═════ DATASET ═════

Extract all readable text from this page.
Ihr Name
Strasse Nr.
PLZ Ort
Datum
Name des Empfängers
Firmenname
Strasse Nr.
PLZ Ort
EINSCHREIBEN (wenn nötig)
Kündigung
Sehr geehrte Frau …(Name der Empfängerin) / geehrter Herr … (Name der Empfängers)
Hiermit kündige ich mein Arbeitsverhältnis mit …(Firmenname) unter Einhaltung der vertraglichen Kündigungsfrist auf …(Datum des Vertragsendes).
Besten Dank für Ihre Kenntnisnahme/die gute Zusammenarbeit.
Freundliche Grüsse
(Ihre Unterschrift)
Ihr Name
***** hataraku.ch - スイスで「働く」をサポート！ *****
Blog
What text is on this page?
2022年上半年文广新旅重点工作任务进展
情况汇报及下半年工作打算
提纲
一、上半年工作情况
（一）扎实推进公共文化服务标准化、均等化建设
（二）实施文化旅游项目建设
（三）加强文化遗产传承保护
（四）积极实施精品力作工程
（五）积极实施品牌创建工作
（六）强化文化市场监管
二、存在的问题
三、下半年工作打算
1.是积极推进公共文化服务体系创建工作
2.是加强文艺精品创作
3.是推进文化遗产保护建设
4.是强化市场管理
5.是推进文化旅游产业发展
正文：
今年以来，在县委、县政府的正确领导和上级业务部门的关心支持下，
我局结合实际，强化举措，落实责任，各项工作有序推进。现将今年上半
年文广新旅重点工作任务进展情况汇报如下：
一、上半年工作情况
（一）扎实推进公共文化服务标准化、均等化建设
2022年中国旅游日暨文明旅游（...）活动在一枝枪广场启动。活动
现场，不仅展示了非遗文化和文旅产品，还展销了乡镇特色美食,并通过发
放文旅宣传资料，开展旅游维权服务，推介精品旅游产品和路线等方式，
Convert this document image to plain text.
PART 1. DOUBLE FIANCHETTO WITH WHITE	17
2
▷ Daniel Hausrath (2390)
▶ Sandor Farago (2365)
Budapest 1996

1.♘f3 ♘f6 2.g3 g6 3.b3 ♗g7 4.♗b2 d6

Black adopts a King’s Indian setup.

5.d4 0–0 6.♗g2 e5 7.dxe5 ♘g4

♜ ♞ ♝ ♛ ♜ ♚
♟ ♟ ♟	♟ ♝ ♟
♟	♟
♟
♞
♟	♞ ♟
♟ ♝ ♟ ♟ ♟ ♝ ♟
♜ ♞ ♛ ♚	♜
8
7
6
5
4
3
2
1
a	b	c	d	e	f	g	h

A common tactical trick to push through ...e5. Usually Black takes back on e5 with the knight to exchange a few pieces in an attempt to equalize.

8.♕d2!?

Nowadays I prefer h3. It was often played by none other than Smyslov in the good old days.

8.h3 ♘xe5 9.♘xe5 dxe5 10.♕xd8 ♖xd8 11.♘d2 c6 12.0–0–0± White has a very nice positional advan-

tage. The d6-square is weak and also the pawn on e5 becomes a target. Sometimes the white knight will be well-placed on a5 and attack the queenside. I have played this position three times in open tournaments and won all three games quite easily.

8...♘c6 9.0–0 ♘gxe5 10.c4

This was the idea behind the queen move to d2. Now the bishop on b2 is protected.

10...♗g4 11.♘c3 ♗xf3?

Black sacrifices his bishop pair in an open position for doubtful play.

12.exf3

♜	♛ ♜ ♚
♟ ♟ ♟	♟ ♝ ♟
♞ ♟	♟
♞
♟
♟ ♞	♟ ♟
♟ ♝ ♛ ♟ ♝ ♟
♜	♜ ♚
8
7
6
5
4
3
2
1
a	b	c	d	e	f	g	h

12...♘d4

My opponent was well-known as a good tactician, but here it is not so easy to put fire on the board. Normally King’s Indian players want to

═════

> _TASK PROMPT_: Copy out every line with the word "open".

> _RESULT FOR THIS EXERCISE_:
tage. The d6-square is weak and also the pawn on e5 becomes a target. Sometimes the white knight will be well-placed on a5 and attack the queenside. I have played this position three times in open tournaments and won all three games quite easily.
Black sacrifices his bishop pair in an open position for doubtful play.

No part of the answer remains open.